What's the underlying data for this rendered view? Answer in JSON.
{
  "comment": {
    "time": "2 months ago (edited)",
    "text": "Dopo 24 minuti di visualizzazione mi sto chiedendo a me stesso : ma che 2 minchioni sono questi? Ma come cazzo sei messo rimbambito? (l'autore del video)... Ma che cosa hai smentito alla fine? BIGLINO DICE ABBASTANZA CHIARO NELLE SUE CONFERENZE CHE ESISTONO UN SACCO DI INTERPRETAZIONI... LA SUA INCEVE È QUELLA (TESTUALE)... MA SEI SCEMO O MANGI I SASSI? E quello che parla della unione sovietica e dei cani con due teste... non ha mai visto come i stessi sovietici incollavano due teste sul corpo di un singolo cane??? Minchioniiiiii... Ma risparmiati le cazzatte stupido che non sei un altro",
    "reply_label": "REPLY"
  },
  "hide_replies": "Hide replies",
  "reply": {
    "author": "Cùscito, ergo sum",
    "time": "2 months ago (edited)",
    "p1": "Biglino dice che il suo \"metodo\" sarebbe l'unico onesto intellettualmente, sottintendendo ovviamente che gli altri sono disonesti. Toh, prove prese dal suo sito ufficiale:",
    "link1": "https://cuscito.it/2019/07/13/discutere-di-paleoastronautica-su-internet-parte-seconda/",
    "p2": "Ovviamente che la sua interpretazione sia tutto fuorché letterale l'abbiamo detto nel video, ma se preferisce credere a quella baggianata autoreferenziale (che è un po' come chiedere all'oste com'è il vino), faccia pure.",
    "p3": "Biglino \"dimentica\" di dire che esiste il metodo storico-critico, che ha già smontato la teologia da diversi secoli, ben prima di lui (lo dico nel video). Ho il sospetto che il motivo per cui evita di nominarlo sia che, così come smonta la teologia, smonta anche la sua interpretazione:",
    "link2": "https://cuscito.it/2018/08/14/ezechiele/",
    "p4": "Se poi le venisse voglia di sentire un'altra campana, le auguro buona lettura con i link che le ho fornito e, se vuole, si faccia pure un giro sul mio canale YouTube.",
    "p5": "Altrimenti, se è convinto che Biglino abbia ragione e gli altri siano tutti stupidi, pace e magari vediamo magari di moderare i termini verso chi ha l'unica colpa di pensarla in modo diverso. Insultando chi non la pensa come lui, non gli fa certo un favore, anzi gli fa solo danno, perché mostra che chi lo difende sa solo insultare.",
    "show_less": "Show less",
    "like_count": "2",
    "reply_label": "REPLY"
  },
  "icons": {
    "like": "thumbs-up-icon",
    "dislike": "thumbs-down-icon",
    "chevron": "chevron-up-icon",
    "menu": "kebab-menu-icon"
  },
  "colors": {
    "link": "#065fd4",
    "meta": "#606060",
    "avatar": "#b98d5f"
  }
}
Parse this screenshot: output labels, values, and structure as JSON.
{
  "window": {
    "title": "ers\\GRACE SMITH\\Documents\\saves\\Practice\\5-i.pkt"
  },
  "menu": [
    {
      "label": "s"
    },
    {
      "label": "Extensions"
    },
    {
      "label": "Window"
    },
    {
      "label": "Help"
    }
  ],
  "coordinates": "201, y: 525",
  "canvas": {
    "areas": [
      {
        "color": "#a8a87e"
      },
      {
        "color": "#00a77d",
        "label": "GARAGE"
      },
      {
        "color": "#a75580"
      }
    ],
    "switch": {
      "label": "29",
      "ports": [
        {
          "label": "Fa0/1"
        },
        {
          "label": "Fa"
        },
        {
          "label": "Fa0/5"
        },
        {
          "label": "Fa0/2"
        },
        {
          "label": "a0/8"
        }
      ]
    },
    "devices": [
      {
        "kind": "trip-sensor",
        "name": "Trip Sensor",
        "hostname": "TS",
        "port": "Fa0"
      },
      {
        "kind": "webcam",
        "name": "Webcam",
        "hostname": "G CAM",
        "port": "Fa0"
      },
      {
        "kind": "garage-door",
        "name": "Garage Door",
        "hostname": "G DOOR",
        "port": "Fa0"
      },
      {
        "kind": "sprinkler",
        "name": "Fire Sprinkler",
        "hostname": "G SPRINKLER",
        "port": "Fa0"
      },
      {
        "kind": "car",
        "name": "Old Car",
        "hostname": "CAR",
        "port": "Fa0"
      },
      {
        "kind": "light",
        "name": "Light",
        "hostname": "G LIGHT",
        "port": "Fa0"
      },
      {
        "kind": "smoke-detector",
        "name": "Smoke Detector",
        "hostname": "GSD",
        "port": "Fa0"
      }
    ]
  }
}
--------------------------------
- **PROBLEM TO SOLVE**: Looking at the material above, count the lines that hold "this" and give the total alone.

- **TASK RESULT**: 2